Data entries:
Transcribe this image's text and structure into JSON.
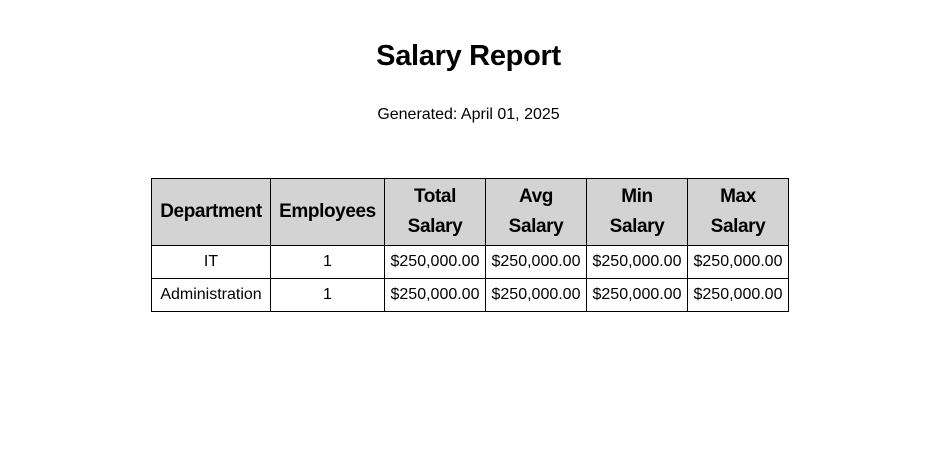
{
  "report": {
    "title": "Salary Report",
    "generated": "Generated: April 01, 2025"
  },
  "table": {
    "headers": [
      [
        "Department"
      ],
      [
        "Employees"
      ],
      [
        "Total",
        "Salary"
      ],
      [
        "Avg",
        "Salary"
      ],
      [
        "Min",
        "Salary"
      ],
      [
        "Max",
        "Salary"
      ]
    ],
    "rows": [
      [
        "IT",
        "1",
        "$250,000.00",
        "$250,000.00",
        "$250,000.00",
        "$250,000.00"
      ],
      [
        "Administration",
        "1",
        "$250,000.00",
        "$250,000.00",
        "$250,000.00",
        "$250,000.00"
      ]
    ]
  }
}
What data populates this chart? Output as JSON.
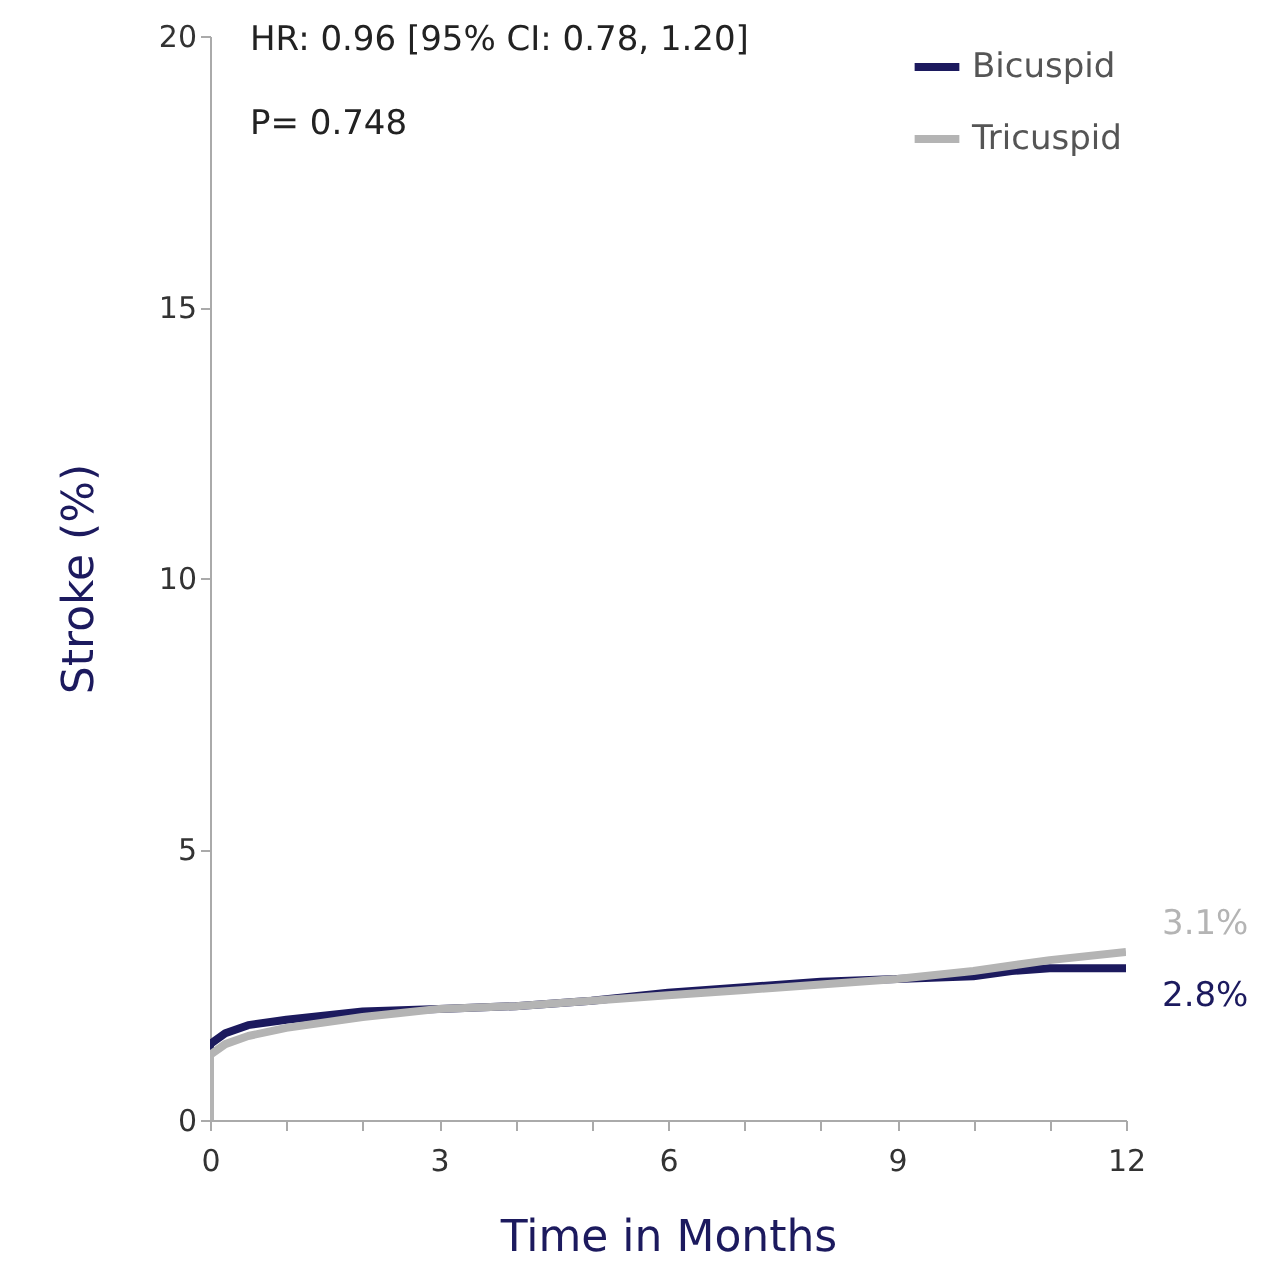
{
  "chart_data": {
    "type": "line",
    "xlabel": "Time in Months",
    "ylabel": "Stroke (%)",
    "annotations": [
      "HR: 0.96 [95% CI: 0.78, 1.20]",
      "P= 0.748",
      {
        "text": "3.1%",
        "x": 12,
        "y": 3.1
      },
      {
        "text": "2.8%",
        "x": 12,
        "y": 2.8
      }
    ],
    "xlim": [
      0,
      12
    ],
    "ylim": [
      0,
      20
    ],
    "xticks": [
      0,
      {
        "value": 1,
        "label": null
      },
      {
        "value": 2,
        "label": null
      },
      3,
      {
        "value": 4,
        "label": null
      },
      {
        "value": 5,
        "label": null
      },
      6,
      {
        "value": 7,
        "label": null
      },
      {
        "value": 8,
        "label": null
      },
      9,
      {
        "value": 10,
        "label": null
      },
      {
        "value": 11,
        "label": null
      },
      12
    ],
    "yticks": [
      0,
      5,
      10,
      15,
      20
    ],
    "grid": false,
    "legend": "top right",
    "marker": "none",
    "line_style": "solid",
    "series": [
      {
        "name": "Bicuspid",
        "color": "#1c1a5e",
        "x": [
          0,
          0,
          0.2,
          0.5,
          1,
          2,
          3,
          4,
          5,
          6,
          7,
          8,
          9,
          10,
          10.5,
          11,
          12
        ],
        "values": [
          0,
          1.4,
          1.6,
          1.75,
          1.85,
          2.0,
          2.05,
          2.1,
          2.2,
          2.35,
          2.45,
          2.55,
          2.6,
          2.65,
          2.75,
          2.8,
          2.8
        ]
      },
      {
        "name": "Tricuspid",
        "color": "#b4b4b4",
        "x": [
          0,
          0,
          0.2,
          0.5,
          1,
          2,
          3,
          4,
          5,
          6,
          7,
          8,
          9,
          10,
          11,
          12
        ],
        "values": [
          0,
          1.2,
          1.4,
          1.55,
          1.7,
          1.9,
          2.05,
          2.1,
          2.2,
          2.3,
          2.4,
          2.5,
          2.6,
          2.75,
          2.95,
          3.1
        ]
      }
    ]
  }
}
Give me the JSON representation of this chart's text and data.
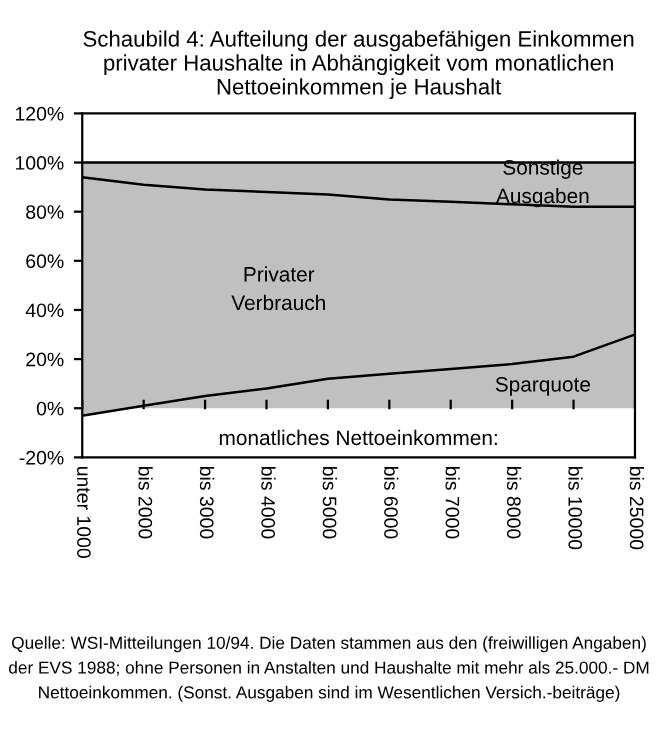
{
  "chart_data": {
    "type": "area",
    "stacked": true,
    "title": "Schaubild 4: Aufteilung der ausgabefähigen Einkommen privater Haushalte in Abhängigkeit vom monatlichen Nettoeinkommen je Haushalt",
    "xlabel": "monatliches Nettoeinkommen:",
    "categories": [
      "unter 1000",
      "bis 2000",
      "bis 3000",
      "bis 4000",
      "bis 5000",
      "bis 6000",
      "bis 7000",
      "bis 8000",
      "bis 10000",
      "bis 25000"
    ],
    "series": [
      {
        "name": "Sparquote",
        "color": "#c0c0c0",
        "values": [
          -3,
          1,
          5,
          8,
          12,
          14,
          16,
          18,
          21,
          30
        ]
      },
      {
        "name": "Privater Verbrauch",
        "color": "#c0c0c0",
        "values": [
          97,
          90,
          84,
          80,
          75,
          71,
          68,
          65,
          61,
          52
        ]
      },
      {
        "name": "Sonstige Ausgaben",
        "color": "#c0c0c0",
        "values": [
          6,
          9,
          11,
          12,
          13,
          15,
          16,
          17,
          18,
          18
        ]
      }
    ],
    "ylim": [
      -20,
      120
    ],
    "yticks": [
      {
        "value": -20,
        "label": "-20%"
      },
      {
        "value": 0,
        "label": "0%"
      },
      {
        "value": 20,
        "label": "20%"
      },
      {
        "value": 40,
        "label": "40%"
      },
      {
        "value": 60,
        "label": "60%"
      },
      {
        "value": 80,
        "label": "80%"
      },
      {
        "value": 100,
        "label": "100%"
      },
      {
        "value": 120,
        "label": "120%"
      }
    ],
    "grid": false,
    "legend": false,
    "annotations": [
      "Quelle: WSI-Mitteilungen 10/94. Die Daten stammen aus den (freiwilligen Angaben) der EVS 1988; ohne Personen in Anstalten und Haushalte mit mehr als 25.000.- DM Nettoeinkommen. (Sonst. Ausgaben sind im Wesentlichen Versich.-beiträge)"
    ]
  }
}
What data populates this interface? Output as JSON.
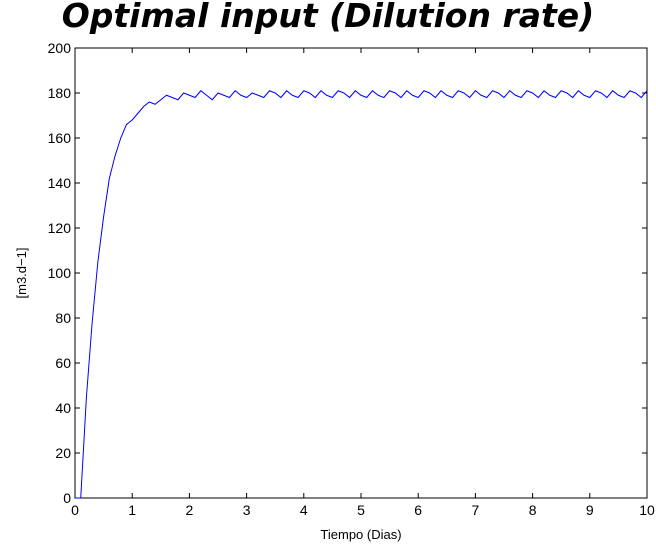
{
  "chart_data": {
    "type": "line",
    "title": "Optimal input (Dilution rate)",
    "xlabel": "Tiempo (Dias)",
    "ylabel": "[m3.d−1]",
    "xlim": [
      0,
      10
    ],
    "ylim": [
      0,
      200
    ],
    "xticks": [
      "0",
      "1",
      "2",
      "3",
      "4",
      "5",
      "6",
      "7",
      "8",
      "9",
      "10"
    ],
    "yticks": [
      "0",
      "20",
      "40",
      "60",
      "80",
      "100",
      "120",
      "140",
      "160",
      "180",
      "200"
    ],
    "grid": false,
    "line_color": "#0000ff",
    "series": [
      {
        "x": [
          0,
          0.1,
          0.2,
          0.3,
          0.4,
          0.5,
          0.6,
          0.7,
          0.8,
          0.9,
          1.0,
          1.1,
          1.2,
          1.3,
          1.4,
          1.5,
          1.6,
          1.7,
          1.8,
          1.9,
          2.0,
          2.1,
          2.2,
          2.3,
          2.4,
          2.5,
          2.6,
          2.7,
          2.8,
          2.9,
          3.0,
          3.1,
          3.2,
          3.3,
          3.4,
          3.5,
          3.6,
          3.7,
          3.8,
          3.9,
          4.0,
          4.1,
          4.2,
          4.3,
          4.4,
          4.5,
          4.6,
          4.7,
          4.8,
          4.9,
          5.0,
          5.1,
          5.2,
          5.3,
          5.4,
          5.5,
          5.6,
          5.7,
          5.8,
          5.9,
          6.0,
          6.1,
          6.2,
          6.3,
          6.4,
          6.5,
          6.6,
          6.7,
          6.8,
          6.9,
          7.0,
          7.1,
          7.2,
          7.3,
          7.4,
          7.5,
          7.6,
          7.7,
          7.8,
          7.9,
          8.0,
          8.1,
          8.2,
          8.3,
          8.4,
          8.5,
          8.6,
          8.7,
          8.8,
          8.9,
          9.0,
          9.1,
          9.2,
          9.3,
          9.4,
          9.5,
          9.6,
          9.7,
          9.8,
          9.9,
          10.0
        ],
        "y": [
          0,
          0,
          45,
          78,
          105,
          125,
          142,
          152,
          160,
          166,
          168,
          171,
          174,
          176,
          175,
          177,
          179,
          178,
          177,
          180,
          179,
          178,
          181,
          179,
          177,
          180,
          179,
          178,
          181,
          179,
          178,
          180,
          179,
          178,
          181,
          180,
          178,
          181,
          179,
          178,
          181,
          180,
          178,
          181,
          179,
          178,
          181,
          180,
          178,
          181,
          179,
          178,
          181,
          179,
          178,
          181,
          180,
          178,
          181,
          179,
          178,
          181,
          180,
          178,
          181,
          179,
          178,
          181,
          180,
          178,
          181,
          179,
          178,
          181,
          180,
          178,
          181,
          179,
          178,
          181,
          180,
          178,
          181,
          179,
          178,
          181,
          180,
          178,
          181,
          179,
          178,
          181,
          180,
          178,
          181,
          179,
          178,
          181,
          180,
          178,
          181
        ]
      }
    ]
  }
}
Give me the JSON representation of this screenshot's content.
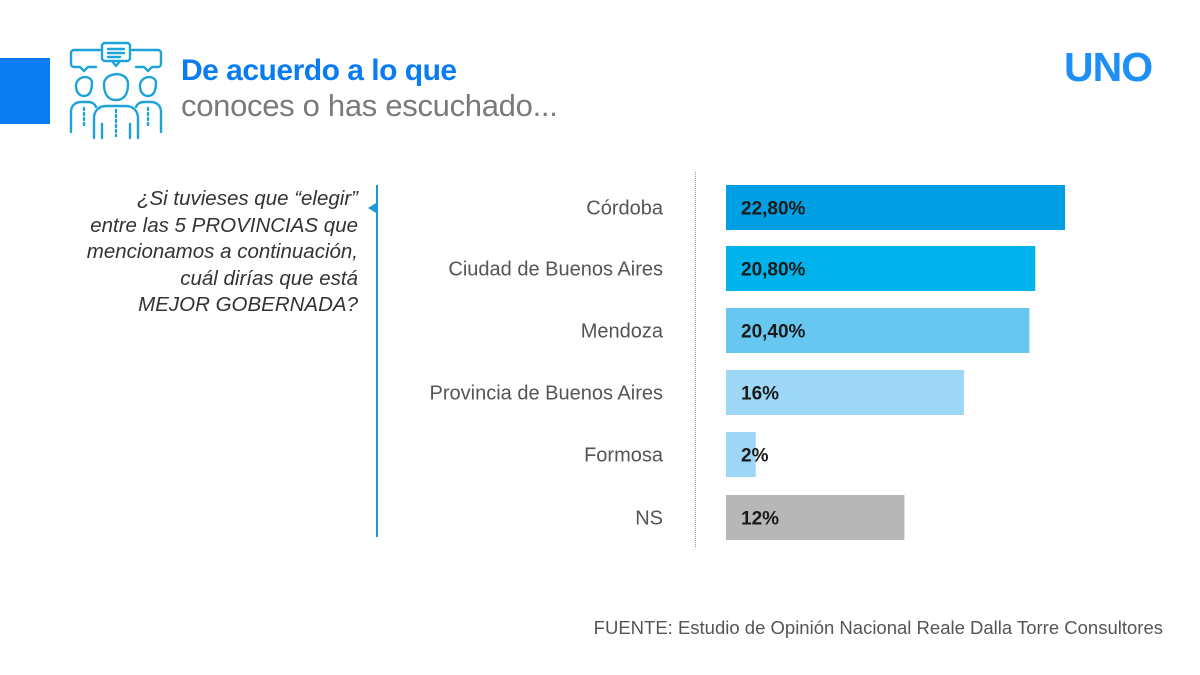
{
  "header": {
    "title": "De acuerdo a lo que",
    "subtitle": "conoces o has escuchado...",
    "icon": "people-discussion-icon",
    "accent_color": "#0a7cf2"
  },
  "logo": {
    "text": "UNO",
    "color": "#1e90f5"
  },
  "question": {
    "lines": [
      "¿Si tuvieses que “elegir”",
      "entre las 5 PROVINCIAS que",
      "mencionamos a continuación,",
      "cuál dirías que está",
      "MEJOR GOBERNADA?"
    ]
  },
  "source": "FUENTE: Estudio de Opinión Nacional Reale Dalla Torre Consultores",
  "chart_data": {
    "type": "bar",
    "orientation": "horizontal",
    "title": "",
    "xlabel": "",
    "ylabel": "",
    "grid": false,
    "xlim": [
      0,
      25
    ],
    "categories": [
      "Córdoba",
      "Ciudad de Buenos Aires",
      "Mendoza",
      "Provincia de Buenos Aires",
      "Formosa",
      "NS"
    ],
    "values": [
      22.8,
      20.8,
      20.4,
      16,
      2,
      12
    ],
    "value_labels": [
      "22,80%",
      "20,80%",
      "20,40%",
      "16%",
      "2%",
      "12%"
    ],
    "colors": [
      "#009fe3",
      "#00b3ec",
      "#66c7f1",
      "#9dd7f5",
      "#9dd7f5",
      "#b7b7b7"
    ]
  }
}
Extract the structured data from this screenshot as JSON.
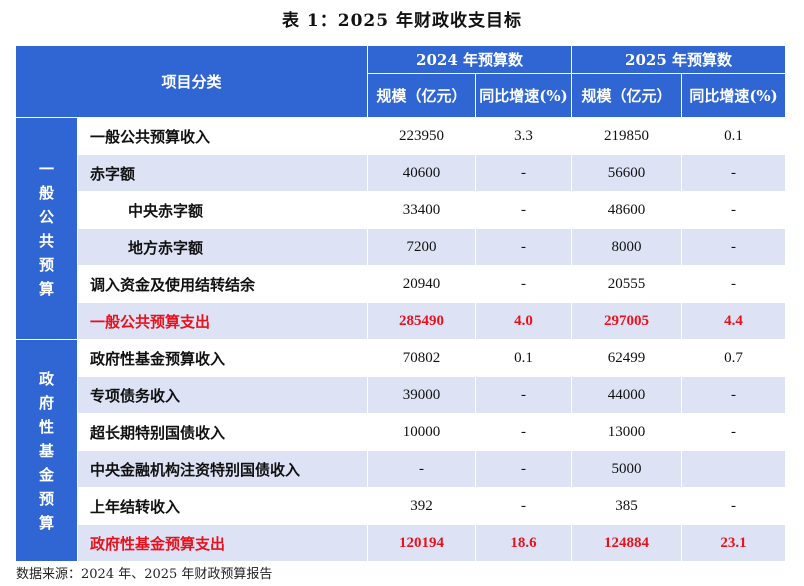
{
  "title": "表 1：2025 年财政收支目标",
  "header": {
    "category": "项目分类",
    "year1": "2024 年预算数",
    "year2": "2025 年预算数",
    "scale": "规模（亿元）",
    "growth": "同比增速(%)"
  },
  "sections": [
    {
      "label": "一般公共预算",
      "rows": [
        {
          "name": "一般公共预算收入",
          "v1": "223950",
          "g1": "3.3",
          "v2": "219850",
          "g2": "0.1"
        },
        {
          "name": "赤字额",
          "v1": "40600",
          "g1": "-",
          "v2": "56600",
          "g2": "-"
        },
        {
          "name": "中央赤字额",
          "v1": "33400",
          "g1": "-",
          "v2": "48600",
          "g2": "-"
        },
        {
          "name": "地方赤字额",
          "v1": "7200",
          "g1": "-",
          "v2": "8000",
          "g2": "-"
        },
        {
          "name": "调入资金及使用结转结余",
          "v1": "20940",
          "g1": "-",
          "v2": "20555",
          "g2": "-"
        },
        {
          "name": "一般公共预算支出",
          "v1": "285490",
          "g1": "4.0",
          "v2": "297005",
          "g2": "4.4"
        }
      ]
    },
    {
      "label": "政府性基金预算",
      "rows": [
        {
          "name": "政府性基金预算收入",
          "v1": "70802",
          "g1": "0.1",
          "v2": "62499",
          "g2": "0.7"
        },
        {
          "name": "专项债务收入",
          "v1": "39000",
          "g1": "-",
          "v2": "44000",
          "g2": "-"
        },
        {
          "name": "超长期特别国债收入",
          "v1": "10000",
          "g1": "-",
          "v2": "13000",
          "g2": "-"
        },
        {
          "name": "中央金融机构注资特别国债收入",
          "v1": "-",
          "g1": "-",
          "v2": "5000",
          "g2": ""
        },
        {
          "name": "上年结转收入",
          "v1": "392",
          "g1": "-",
          "v2": "385",
          "g2": "-"
        },
        {
          "name": "政府性基金预算支出",
          "v1": "120194",
          "g1": "18.6",
          "v2": "124884",
          "g2": "23.1"
        }
      ]
    }
  ],
  "source": "数据来源：2024 年、2025 年财政预算报告"
}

The task: In the listing, find every line containing the word "Give" and list it.

Completed exercise:
Give me the JSON representation of this chart's text and data.
Give me the JSON representation of this screenshot's content.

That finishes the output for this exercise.